(SUPPLIED ENTRIES):
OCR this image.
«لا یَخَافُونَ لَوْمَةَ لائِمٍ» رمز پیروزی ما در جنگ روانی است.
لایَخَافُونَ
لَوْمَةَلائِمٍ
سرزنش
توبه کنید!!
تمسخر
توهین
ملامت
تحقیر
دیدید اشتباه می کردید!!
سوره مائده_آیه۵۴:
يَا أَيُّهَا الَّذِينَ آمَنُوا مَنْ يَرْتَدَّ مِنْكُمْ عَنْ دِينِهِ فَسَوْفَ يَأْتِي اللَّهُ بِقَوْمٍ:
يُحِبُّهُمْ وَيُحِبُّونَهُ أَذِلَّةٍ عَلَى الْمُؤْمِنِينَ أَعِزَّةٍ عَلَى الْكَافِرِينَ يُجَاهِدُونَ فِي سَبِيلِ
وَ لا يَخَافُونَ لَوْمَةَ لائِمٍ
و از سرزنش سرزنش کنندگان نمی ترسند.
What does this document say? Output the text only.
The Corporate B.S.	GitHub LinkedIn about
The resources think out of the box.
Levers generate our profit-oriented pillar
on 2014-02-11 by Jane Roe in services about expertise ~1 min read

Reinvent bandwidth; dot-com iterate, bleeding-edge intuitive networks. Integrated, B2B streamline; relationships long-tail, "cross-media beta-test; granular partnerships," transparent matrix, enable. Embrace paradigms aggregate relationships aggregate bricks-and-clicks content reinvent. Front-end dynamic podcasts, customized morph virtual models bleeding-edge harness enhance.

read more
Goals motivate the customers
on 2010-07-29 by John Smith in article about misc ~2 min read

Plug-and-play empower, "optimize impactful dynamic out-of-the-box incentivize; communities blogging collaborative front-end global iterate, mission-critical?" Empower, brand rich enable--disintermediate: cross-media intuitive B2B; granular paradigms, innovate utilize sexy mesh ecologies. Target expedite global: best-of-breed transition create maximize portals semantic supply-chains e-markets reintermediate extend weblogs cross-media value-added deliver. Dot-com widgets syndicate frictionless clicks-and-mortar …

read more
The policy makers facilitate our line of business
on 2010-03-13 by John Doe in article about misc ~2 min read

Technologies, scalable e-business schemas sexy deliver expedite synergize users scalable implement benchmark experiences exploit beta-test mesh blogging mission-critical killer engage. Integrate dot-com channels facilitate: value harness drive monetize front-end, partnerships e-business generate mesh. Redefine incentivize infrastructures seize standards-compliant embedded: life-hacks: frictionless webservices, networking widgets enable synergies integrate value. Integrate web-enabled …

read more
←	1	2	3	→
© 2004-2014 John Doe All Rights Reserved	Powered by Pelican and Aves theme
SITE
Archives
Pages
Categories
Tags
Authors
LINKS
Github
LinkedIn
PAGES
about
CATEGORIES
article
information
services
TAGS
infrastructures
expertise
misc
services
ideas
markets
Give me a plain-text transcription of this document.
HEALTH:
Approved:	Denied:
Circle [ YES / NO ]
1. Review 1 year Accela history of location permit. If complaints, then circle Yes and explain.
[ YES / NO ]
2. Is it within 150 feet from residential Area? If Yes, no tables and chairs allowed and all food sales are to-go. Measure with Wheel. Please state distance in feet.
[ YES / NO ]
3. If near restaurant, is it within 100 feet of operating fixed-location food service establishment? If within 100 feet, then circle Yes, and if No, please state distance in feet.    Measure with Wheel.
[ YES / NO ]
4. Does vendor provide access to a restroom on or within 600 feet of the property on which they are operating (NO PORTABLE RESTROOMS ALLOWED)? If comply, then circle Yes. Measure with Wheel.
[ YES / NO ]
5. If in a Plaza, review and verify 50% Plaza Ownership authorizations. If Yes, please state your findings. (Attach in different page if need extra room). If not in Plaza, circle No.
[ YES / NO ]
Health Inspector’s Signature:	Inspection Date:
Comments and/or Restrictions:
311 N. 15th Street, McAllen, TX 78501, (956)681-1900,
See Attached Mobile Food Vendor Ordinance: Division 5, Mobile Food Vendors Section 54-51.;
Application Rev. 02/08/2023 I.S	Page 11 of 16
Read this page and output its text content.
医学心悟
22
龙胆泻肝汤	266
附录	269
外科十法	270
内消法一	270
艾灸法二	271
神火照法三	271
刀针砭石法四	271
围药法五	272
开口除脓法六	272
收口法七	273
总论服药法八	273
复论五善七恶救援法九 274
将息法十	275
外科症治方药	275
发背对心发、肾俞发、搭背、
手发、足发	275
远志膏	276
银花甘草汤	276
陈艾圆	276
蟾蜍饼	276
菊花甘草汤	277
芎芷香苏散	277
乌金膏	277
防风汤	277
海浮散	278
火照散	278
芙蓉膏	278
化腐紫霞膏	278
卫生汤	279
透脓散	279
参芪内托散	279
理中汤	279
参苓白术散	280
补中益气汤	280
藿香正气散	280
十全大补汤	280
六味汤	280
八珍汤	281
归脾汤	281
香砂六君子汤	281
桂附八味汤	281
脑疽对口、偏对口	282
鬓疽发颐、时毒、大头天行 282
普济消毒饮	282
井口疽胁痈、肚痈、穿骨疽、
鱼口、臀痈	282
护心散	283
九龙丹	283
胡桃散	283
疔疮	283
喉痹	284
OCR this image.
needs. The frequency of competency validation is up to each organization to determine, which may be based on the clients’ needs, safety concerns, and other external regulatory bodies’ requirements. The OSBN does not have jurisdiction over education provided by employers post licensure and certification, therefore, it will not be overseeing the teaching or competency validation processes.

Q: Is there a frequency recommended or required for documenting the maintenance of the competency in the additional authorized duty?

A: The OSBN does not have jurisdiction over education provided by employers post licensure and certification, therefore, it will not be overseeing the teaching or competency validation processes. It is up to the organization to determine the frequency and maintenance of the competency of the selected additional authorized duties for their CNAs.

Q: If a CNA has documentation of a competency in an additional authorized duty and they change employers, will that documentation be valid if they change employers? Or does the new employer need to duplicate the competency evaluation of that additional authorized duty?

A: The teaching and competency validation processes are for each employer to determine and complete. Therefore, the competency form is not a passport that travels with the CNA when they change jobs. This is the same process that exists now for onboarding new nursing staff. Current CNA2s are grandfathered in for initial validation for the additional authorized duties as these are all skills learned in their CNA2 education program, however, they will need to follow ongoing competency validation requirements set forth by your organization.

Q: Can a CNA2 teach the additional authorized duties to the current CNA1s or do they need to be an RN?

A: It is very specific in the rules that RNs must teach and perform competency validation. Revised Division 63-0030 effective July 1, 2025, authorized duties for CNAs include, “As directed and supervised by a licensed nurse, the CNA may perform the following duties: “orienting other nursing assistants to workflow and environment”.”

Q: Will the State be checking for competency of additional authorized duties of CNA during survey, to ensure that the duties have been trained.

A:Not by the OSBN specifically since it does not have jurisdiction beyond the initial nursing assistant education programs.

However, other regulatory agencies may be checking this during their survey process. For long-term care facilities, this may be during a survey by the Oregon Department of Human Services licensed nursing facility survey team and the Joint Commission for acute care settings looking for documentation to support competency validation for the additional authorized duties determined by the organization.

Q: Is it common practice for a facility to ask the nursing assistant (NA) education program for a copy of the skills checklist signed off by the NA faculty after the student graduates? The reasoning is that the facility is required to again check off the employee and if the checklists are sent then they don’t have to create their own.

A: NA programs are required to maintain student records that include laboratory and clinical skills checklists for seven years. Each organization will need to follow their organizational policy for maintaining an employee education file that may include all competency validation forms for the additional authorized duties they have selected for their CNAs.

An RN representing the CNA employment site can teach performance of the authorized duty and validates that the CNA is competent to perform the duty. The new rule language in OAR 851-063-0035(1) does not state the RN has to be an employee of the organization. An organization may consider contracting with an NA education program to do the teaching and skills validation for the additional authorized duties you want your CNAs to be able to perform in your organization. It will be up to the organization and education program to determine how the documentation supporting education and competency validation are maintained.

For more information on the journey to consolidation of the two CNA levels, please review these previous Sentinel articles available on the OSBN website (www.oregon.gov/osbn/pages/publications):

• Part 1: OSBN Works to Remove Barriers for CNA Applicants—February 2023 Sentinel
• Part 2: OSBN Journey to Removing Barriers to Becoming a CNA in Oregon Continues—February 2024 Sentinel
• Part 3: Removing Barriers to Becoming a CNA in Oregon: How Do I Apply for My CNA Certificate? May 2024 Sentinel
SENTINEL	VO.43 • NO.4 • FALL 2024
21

(WHAT IS BEING ASKED):
State how many lines in the entries above include the word "infrastructures"; reply with the number alone.

(SOLUTION TO THIS TASK):
2